------ Data records

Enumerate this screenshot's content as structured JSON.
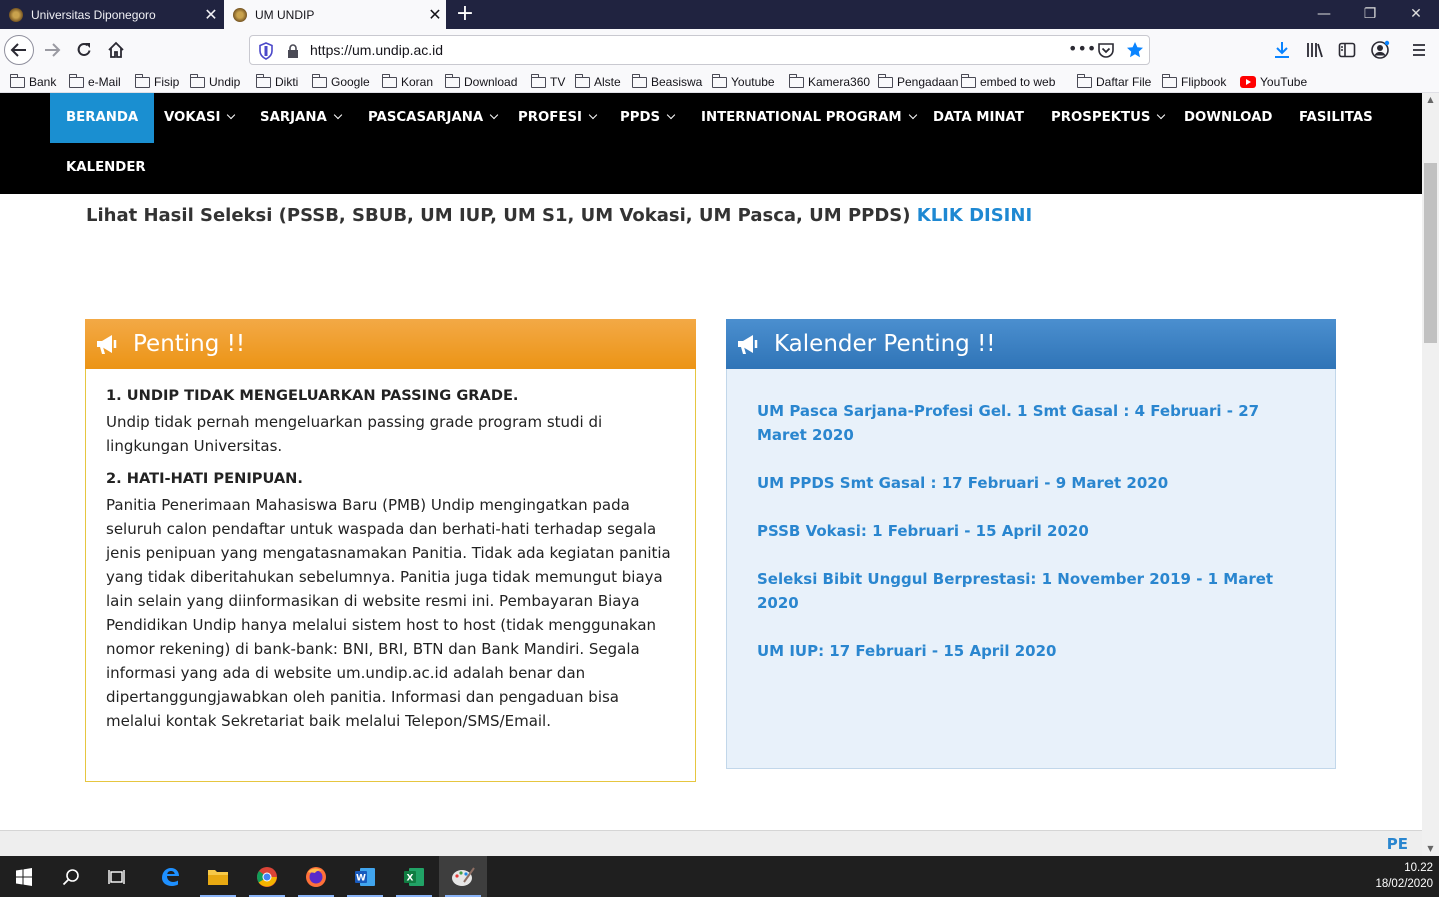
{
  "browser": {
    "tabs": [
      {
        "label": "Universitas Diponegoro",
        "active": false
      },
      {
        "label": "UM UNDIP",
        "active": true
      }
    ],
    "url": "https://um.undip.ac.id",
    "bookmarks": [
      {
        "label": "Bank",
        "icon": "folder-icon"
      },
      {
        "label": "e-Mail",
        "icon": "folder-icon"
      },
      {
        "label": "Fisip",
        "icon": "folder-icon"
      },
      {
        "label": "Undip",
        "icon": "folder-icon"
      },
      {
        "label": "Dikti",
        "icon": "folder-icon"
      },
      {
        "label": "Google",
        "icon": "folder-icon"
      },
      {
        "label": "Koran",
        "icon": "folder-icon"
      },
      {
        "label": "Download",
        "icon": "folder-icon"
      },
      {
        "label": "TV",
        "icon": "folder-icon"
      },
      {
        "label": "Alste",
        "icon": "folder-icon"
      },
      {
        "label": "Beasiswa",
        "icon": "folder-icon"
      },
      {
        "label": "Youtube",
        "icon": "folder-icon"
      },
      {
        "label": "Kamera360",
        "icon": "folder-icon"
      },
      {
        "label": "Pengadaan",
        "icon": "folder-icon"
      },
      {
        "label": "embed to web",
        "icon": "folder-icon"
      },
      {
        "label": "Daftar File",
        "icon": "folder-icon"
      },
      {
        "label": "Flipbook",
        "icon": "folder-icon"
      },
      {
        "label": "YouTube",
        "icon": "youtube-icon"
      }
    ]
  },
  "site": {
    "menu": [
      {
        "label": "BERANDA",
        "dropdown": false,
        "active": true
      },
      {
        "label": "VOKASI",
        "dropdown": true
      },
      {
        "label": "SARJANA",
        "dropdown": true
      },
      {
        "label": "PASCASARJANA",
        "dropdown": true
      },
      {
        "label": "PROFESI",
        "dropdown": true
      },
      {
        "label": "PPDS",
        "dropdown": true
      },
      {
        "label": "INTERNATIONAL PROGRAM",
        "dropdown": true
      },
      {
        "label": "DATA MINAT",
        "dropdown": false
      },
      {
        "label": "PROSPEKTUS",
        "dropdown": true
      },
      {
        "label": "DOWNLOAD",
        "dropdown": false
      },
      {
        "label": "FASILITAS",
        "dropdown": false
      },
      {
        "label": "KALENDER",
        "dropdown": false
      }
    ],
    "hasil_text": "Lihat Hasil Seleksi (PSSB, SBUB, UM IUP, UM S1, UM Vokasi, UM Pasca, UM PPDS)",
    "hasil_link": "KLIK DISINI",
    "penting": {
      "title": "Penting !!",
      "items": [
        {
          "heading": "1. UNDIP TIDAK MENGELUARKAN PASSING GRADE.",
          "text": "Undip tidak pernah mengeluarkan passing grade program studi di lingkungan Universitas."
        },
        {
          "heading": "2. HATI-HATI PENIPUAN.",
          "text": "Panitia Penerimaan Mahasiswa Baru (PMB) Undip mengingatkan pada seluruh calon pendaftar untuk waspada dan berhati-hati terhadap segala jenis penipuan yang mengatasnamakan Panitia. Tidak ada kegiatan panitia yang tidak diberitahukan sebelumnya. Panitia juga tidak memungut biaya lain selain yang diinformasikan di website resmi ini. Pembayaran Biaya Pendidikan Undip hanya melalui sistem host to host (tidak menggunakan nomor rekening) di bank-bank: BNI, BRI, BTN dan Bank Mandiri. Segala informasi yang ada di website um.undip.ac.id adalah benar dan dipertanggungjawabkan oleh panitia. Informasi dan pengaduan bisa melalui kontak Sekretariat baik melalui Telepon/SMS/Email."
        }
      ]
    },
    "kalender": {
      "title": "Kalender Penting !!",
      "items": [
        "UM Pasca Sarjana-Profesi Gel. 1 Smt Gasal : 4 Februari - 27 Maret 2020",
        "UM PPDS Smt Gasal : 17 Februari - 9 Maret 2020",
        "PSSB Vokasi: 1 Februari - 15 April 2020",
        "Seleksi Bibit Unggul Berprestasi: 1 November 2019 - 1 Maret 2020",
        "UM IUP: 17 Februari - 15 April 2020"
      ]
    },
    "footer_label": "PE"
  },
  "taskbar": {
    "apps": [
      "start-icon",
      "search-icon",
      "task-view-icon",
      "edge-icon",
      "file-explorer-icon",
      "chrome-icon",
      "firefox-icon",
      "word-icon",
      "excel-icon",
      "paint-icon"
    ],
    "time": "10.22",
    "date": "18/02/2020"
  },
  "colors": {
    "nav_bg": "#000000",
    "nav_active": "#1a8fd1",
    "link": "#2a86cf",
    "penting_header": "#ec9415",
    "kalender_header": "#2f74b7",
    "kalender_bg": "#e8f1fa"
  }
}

------------
------ Data records

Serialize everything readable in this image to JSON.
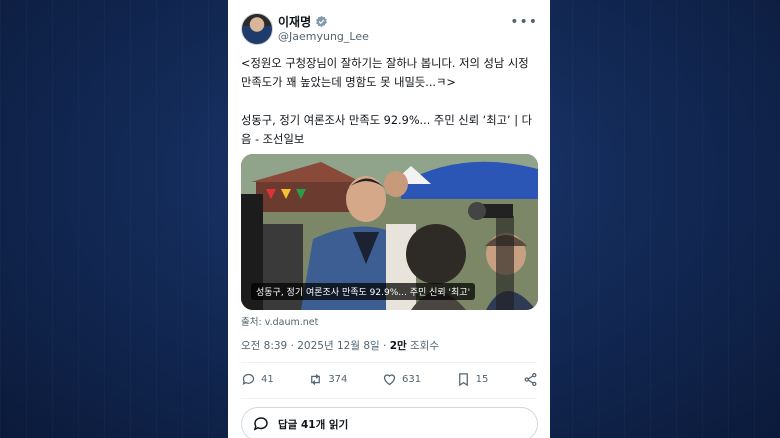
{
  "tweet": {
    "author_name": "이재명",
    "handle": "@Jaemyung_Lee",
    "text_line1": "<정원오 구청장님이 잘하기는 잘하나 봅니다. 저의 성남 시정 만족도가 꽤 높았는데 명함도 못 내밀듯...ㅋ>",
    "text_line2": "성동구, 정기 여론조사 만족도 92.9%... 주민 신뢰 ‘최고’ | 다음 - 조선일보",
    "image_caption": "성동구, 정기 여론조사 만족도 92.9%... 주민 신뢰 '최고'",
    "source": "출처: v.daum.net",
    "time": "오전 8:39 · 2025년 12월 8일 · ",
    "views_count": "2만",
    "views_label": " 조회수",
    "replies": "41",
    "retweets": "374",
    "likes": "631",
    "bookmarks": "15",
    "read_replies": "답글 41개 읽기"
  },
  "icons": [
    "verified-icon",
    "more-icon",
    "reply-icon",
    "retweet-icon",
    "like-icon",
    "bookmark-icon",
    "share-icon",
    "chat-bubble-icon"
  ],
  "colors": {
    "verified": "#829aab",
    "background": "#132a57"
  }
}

------------
------ Data records

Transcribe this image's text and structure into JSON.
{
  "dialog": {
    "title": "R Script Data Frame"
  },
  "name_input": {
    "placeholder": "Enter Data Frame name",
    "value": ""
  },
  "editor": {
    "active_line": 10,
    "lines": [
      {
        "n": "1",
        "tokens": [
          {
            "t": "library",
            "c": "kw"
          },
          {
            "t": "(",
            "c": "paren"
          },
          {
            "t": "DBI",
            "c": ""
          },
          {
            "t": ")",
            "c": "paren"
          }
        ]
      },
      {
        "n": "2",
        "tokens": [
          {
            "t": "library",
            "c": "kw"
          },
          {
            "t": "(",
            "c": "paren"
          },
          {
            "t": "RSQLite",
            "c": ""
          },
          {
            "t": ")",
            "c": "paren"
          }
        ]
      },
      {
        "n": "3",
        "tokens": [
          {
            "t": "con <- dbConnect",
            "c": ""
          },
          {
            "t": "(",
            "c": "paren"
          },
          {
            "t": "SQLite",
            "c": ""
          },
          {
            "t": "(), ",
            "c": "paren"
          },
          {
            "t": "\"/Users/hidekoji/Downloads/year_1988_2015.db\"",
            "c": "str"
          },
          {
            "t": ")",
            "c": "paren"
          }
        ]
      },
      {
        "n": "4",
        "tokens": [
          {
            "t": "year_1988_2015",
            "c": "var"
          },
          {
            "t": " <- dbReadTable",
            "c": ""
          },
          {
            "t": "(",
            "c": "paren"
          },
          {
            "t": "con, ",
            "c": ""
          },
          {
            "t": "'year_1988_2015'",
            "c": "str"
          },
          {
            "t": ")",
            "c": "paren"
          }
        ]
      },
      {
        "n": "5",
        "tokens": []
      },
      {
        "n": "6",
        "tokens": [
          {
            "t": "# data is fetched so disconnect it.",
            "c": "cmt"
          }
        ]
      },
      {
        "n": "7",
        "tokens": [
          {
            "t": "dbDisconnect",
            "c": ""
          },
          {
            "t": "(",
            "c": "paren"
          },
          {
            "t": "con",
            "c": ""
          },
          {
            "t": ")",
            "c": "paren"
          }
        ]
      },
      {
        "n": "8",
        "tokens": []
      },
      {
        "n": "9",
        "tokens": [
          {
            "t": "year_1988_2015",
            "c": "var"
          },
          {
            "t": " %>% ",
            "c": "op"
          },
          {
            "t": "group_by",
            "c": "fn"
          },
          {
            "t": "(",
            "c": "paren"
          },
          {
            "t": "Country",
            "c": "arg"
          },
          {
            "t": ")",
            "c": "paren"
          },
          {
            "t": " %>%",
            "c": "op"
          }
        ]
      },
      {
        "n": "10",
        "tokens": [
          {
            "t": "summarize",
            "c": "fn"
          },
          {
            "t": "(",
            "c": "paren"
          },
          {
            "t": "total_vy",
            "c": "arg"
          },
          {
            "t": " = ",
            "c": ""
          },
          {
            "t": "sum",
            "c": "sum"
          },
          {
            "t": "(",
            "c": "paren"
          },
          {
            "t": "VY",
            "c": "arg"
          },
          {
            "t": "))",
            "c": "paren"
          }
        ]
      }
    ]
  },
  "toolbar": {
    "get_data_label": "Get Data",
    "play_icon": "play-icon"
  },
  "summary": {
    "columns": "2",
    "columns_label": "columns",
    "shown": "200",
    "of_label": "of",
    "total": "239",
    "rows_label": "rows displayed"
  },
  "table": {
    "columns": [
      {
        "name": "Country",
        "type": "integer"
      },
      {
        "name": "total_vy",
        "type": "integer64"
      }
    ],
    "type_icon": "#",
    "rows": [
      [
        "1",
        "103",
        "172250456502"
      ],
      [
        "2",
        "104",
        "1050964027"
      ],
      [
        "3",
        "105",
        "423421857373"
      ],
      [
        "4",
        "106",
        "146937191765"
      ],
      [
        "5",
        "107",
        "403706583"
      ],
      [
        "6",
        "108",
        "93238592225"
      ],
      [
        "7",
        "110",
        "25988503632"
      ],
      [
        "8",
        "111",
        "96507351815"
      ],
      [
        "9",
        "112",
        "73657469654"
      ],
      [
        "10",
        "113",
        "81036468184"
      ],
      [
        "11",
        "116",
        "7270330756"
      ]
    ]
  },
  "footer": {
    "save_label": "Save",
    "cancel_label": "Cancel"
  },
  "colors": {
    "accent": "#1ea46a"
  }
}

------------

# Goal:
Every line of the listing that holds "this" should be found and copied.

# Output of the exercise:
Enumerate this screenshot's content as structured JSON.
Serialize everything readable in this image to JSON.
Transcribe this image's text and structure into JSON.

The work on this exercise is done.